■ Written problem
Write out all of the entries exactly as given.

■ Exercise materials

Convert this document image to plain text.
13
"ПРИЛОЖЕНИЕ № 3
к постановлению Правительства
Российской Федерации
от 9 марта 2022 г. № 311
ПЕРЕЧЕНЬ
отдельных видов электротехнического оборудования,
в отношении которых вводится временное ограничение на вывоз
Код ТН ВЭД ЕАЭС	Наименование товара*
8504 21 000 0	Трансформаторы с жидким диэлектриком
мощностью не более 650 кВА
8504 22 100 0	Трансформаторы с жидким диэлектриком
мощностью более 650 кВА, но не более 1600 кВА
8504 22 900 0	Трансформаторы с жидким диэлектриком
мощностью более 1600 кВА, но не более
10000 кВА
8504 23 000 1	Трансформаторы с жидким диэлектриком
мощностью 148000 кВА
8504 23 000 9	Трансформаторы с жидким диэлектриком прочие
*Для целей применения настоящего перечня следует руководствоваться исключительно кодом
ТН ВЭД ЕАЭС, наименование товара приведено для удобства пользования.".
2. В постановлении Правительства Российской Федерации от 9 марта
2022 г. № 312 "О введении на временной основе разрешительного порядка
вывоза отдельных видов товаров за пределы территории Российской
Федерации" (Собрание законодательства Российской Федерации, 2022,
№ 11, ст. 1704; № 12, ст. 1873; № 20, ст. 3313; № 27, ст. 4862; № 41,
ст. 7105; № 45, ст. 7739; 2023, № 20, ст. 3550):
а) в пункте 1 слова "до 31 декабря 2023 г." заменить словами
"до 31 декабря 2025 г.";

■ The result
Convert this document image to plain text.
13
"ПРИЛОЖЕНИЕ № 3
к постановлению Правительства
Российской Федерации
от 9 марта 2022 г. № 311
ПЕРЕЧЕНЬ
отдельных видов электротехнического оборудования,
в отношении которых вводится временное ограничение на вывоз
Код ТН ВЭД ЕАЭС	Наименование товара*
8504 21 000 0	Трансформаторы с жидким диэлектриком
мощностью не более 650 кВА
8504 22 100 0	Трансформаторы с жидким диэлектриком
мощностью более 650 кВА, но не более 1600 кВА
8504 22 900 0	Трансформаторы с жидким диэлектриком
мощностью более 1600 кВА, но не более
10000 кВА
8504 23 000 1	Трансформаторы с жидким диэлектриком
мощностью 148000 кВА
8504 23 000 9	Трансформаторы с жидким диэлектриком прочие
*Для целей применения настоящего перечня следует руководствоваться исключительно кодом
ТН ВЭД ЕАЭС, наименование товара приведено для удобства пользования.".
2. В постановлении Правительства Российской Федерации от 9 марта
2022 г. № 312 "О введении на временной основе разрешительного порядка
вывоза отдельных видов товаров за пределы территории Российской
Федерации" (Собрание законодательства Российской Федерации, 2022,
№ 11, ст. 1704; № 12, ст. 1873; № 20, ст. 3313; № 27, ст. 4862; № 41,
ст. 7105; № 45, ст. 7739; 2023, № 20, ст. 3550):
а) в пункте 1 слова "до 31 декабря 2023 г." заменить словами
"до 31 декабря 2025 г.";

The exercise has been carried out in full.